任务目标 1: 原文开头逐条解释了若干与检索相关的类。请列出所有被解释的类名。
╭─ 原文
检索
IndexSearcher :检索操作的核心组件,用于对 IndexWriter 创建的索引执行,只读的检索操作,工作模式为接收 Query 对象而返回 ScoreDoc对象。
Term :检索的基本单元,标示检索的字段名称和检索对象的值,如Term( “title”, “lucene” )。即表示在 title 字段中搜寻关键词 lucene 。
Query :表示查询的抽象类,由相应的 Term 来标识。
TermQuery :最基本的查询类型,用于匹配含有指定值字段的文档。
TopDocs:保存查询结果的类。
ScoreDoc(Hits):用来装载搜索结果文档队列指针的数组容器。
样例代码:
package com.lucene.test.T02;
import java.io.IOException;
import org.apache.lucene.analysis.Analyzer;
import org.apache.lucene.analysis.standard.StandardAnalyzer;
import org.apache.lucene.document.Document;
import org.apache.lucene.index.Term;
import org.apache.lucene.search.IndexSearcher;
import org.apache.lucene.search.ScoreDoc;
import org.apache.lucene.search.TermQuery;
import org.apache.lucene.search.TopDocs;
import org.apache.lucene.store.Directory;
import org.apache.lucene.store.FSDirectory;
public class TestSearcher {
public static void main(String[] args) throws IOException {
Analyzer analyzer = new StandardAnalyzer();
String indexDir = "d:/temp/luceneindex";
Directory dir = FSDirectory.getDirectory(indexDir);
IndexSearcher searcher = new IndexSearcher(dir);
ScoreDoc[] hits = null;
Term term = new Term("address", "beijing");// 查找address为nanjing的列
TermQuery query = new TermQuery(term);
TopDocs topDocs = searcher.search(query, 10); // 通过searcher查找,10代表查出前10条,如果不够10天则全查出
hits = topDocs.scoreDocs;
for (int i = 0; i < hits.length; i++) {
Document doc = searcher.doc(hits[i].doc);
System.out.print(hits[i].score + " ");
System.out.print(doc.get("id") + " ");
System.out.print(doc.get("name") + " ");
System.out.print(doc.get("address") + " ");
System.out.println(doc.get("birthday") + " ");
}
searcher.close();
dir.close();
}
}
输出结果:
1.287682 2 lisi beijing 19860105
1.287682 4 zhaoliu beijing 19550719
注意:使用前一章建立索引的例子建索引,且要注意当Term term = new Term("address", "beijing");查询address列,前一章的document.add(new Field("address",address[i], Field.Store.YES,
Field.Index.NO));没有保存索引,这样是查不到结果的,要改成
Field.Index.ANALYZED。
╰─
╭─ 数据内容
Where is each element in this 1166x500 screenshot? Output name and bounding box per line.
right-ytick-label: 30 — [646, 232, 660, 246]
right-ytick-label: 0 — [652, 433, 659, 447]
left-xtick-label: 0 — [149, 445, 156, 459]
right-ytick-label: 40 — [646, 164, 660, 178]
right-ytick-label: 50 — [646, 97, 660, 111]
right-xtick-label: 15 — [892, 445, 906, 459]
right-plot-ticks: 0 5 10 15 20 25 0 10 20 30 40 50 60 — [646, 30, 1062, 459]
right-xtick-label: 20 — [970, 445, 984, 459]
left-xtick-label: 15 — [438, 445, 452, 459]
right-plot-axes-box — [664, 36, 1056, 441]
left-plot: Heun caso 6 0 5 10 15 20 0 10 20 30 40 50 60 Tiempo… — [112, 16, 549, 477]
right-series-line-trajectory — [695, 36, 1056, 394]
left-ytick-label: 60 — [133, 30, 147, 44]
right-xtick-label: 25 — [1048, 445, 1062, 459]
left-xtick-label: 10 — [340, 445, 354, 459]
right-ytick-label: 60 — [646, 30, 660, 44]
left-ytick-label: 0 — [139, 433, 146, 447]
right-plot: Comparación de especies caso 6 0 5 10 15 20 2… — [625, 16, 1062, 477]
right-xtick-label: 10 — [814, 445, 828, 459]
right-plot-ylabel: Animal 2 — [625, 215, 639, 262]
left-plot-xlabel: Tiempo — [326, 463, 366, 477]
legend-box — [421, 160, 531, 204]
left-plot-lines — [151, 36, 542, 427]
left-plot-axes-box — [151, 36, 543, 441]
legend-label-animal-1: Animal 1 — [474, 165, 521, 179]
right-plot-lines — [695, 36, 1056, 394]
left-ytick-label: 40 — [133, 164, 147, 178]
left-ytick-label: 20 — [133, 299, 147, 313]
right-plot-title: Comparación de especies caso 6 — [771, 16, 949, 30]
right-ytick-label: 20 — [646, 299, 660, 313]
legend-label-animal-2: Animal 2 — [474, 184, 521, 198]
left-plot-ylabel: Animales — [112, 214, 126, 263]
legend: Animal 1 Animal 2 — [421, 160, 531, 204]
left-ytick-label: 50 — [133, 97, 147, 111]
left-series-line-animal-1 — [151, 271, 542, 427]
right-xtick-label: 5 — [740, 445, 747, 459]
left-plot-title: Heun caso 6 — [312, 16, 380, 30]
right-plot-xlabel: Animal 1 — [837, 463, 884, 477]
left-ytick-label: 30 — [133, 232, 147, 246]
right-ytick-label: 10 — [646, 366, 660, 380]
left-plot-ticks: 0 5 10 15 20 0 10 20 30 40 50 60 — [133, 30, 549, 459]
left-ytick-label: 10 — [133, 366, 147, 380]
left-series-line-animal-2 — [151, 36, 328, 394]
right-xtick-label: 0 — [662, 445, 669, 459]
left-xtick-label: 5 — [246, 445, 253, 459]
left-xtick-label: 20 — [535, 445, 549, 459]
╰─
╭─ 数据内容
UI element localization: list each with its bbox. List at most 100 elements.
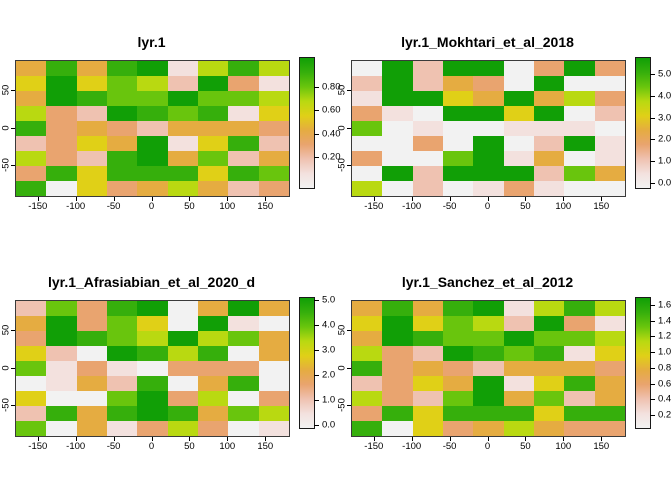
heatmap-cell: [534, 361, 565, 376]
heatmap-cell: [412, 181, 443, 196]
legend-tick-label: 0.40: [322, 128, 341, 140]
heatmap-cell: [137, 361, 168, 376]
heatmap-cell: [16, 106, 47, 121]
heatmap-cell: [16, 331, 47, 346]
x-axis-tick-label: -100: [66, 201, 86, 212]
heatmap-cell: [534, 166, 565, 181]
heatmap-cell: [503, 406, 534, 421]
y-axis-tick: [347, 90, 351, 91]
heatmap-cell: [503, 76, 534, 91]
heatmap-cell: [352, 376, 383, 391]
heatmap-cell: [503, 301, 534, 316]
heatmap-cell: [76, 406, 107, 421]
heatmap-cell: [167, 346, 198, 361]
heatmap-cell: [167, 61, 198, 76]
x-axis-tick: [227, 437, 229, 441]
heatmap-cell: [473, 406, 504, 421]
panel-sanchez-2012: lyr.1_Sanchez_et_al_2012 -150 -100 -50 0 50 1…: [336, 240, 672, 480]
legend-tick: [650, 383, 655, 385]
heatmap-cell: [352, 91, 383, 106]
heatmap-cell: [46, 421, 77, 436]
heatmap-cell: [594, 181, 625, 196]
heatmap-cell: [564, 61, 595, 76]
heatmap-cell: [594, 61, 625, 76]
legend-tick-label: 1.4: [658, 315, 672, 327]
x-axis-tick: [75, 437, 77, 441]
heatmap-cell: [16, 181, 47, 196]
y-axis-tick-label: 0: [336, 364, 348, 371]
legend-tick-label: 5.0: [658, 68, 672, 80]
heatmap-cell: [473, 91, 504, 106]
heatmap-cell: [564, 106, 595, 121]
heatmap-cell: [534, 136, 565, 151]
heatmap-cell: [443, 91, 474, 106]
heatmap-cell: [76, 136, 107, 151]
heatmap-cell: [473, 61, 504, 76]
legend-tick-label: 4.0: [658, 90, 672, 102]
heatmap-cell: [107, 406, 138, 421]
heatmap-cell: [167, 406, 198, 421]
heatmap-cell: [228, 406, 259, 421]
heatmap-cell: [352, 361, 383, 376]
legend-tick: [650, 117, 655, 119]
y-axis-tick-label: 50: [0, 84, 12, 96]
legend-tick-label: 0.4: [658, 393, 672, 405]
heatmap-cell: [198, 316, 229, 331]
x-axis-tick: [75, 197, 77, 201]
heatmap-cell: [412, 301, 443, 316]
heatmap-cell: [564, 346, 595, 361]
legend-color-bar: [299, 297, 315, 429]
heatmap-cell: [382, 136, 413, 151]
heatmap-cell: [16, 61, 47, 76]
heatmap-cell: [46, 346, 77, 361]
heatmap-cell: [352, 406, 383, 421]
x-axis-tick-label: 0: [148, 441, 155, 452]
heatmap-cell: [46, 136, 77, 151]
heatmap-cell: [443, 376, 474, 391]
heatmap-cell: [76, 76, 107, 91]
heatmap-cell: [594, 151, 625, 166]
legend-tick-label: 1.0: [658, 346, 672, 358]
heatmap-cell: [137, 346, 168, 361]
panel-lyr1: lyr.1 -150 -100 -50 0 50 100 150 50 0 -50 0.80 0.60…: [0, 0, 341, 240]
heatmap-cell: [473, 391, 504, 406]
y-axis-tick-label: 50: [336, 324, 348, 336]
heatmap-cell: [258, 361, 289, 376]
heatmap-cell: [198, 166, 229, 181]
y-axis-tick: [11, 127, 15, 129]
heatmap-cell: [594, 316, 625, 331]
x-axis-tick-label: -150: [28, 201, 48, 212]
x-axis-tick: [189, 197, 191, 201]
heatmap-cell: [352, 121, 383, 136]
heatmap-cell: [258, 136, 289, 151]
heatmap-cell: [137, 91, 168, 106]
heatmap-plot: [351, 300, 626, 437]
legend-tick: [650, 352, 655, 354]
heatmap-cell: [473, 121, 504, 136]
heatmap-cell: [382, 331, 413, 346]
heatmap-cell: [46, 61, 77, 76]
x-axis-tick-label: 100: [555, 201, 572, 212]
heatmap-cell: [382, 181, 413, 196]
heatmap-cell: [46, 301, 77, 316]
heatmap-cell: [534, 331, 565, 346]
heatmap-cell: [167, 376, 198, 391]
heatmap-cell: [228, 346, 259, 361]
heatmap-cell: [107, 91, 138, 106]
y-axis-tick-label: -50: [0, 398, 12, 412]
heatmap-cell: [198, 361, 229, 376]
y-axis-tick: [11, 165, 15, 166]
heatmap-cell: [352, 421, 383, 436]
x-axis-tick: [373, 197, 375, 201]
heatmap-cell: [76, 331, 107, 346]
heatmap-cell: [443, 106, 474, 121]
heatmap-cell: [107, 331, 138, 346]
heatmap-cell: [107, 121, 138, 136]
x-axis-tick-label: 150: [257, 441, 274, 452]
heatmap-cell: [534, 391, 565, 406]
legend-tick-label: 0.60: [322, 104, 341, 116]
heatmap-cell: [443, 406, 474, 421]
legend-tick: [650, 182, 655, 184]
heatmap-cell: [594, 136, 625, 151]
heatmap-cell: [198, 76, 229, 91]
╰─
任务目标 2: 请把第一个列表中从含有“Where is each”的行到含有“right-xtick-label: 15 — [892, 445, 906, 459]”的行（首尾两行都算）转写成 JSON 字符串数组，每行对应一个字符串，空行不计。

正确答案 1: IndexSearcher、Term、Query、TermQuery、TopDocs、ScoreDoc(Hits)

正确答案 2:
[
  "Where is each element in this 1166x500 screenshot? Output name and bounding box per line.",
  "right-ytick-label: 30 — [646, 232, 660, 246]",
  "right-ytick-label: 0 — [652, 433, 659, 447]",
  "left-xtick-label: 0 — [149, 445, 156, 459]",
  "right-ytick-label: 40 — [646, 164, 660, 178]",
  "right-ytick-label: 50 — [646, 97, 660, 111]",
  "right-xtick-label: 15 — [892, 445, 906, 459]"
]